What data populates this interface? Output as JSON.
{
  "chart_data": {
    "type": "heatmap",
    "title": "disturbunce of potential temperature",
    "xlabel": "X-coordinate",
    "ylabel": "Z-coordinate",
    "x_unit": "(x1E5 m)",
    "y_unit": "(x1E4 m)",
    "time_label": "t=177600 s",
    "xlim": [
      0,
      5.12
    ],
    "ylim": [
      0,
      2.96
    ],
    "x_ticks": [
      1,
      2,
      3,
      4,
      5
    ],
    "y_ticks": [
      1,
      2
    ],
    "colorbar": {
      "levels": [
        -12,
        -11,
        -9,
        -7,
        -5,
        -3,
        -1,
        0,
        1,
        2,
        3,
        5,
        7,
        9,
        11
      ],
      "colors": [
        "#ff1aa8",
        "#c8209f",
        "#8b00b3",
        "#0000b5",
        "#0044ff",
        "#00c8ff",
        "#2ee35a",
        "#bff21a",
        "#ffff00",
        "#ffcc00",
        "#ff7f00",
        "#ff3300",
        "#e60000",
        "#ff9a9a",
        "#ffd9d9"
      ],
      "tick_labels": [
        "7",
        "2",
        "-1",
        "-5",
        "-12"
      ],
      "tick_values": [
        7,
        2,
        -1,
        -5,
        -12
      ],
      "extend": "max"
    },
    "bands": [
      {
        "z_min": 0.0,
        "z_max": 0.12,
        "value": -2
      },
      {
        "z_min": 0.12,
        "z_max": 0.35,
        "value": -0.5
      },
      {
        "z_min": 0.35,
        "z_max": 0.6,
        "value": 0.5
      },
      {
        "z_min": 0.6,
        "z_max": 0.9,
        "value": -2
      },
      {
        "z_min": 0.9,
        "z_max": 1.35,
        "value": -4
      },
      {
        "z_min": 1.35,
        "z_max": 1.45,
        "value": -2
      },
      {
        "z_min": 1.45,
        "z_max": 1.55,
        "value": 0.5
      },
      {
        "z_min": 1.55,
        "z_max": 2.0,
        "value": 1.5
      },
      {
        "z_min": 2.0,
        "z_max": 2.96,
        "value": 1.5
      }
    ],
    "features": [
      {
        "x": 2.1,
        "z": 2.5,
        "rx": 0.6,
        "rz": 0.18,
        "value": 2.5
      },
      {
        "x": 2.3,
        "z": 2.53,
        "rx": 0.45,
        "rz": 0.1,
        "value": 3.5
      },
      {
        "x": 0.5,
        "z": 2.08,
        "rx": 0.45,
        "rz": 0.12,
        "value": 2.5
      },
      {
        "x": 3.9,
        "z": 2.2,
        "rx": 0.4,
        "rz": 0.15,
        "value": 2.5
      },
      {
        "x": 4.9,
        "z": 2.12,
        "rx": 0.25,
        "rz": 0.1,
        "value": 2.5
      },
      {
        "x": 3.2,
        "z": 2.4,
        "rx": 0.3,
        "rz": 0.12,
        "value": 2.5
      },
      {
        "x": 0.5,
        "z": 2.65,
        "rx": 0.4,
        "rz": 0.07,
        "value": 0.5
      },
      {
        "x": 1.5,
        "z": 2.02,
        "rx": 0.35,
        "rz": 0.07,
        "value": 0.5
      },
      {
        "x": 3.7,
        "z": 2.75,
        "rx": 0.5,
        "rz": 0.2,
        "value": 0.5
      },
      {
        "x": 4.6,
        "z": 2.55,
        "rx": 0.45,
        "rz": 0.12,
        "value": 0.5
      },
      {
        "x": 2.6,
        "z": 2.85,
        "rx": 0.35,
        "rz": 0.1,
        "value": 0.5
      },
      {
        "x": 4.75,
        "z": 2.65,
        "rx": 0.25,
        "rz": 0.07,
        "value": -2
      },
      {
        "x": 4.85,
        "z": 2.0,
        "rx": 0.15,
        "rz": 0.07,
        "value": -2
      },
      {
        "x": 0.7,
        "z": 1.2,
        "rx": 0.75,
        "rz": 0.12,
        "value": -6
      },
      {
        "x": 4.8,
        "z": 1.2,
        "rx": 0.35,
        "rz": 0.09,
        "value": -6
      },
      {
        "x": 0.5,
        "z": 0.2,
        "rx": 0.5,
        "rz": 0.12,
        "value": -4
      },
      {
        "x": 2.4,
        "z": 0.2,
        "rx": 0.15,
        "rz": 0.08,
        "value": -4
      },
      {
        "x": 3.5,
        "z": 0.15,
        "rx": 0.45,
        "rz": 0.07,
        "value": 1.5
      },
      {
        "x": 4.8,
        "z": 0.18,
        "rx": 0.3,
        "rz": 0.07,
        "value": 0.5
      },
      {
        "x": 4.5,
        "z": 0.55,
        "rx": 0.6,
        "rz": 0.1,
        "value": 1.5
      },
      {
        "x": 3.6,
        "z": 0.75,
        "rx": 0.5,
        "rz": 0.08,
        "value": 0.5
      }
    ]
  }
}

=======

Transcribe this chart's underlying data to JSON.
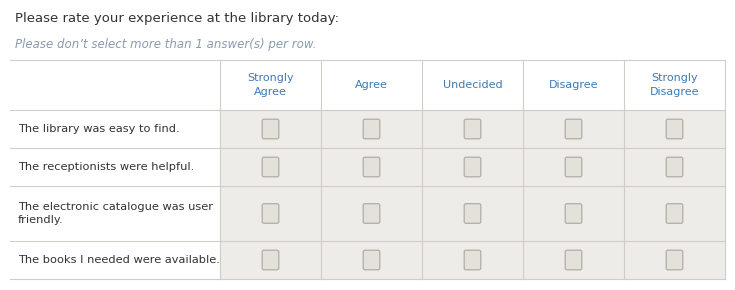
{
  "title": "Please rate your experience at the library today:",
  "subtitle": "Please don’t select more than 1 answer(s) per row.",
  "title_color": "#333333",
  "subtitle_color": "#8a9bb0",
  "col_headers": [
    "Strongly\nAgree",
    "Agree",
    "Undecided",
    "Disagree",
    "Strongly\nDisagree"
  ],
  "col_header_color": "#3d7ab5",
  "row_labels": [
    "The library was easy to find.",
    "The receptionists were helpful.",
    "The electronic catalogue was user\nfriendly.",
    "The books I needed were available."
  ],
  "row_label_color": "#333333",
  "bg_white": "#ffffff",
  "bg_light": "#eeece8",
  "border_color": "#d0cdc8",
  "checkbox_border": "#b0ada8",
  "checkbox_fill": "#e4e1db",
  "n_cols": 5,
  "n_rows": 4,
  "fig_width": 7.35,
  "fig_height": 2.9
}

=======

Looking at the data above, show all lines where the word "this" occurs.

Result:
What data populates this interface? Output as JSON.
Transcribe this chart's underlying data to JSON.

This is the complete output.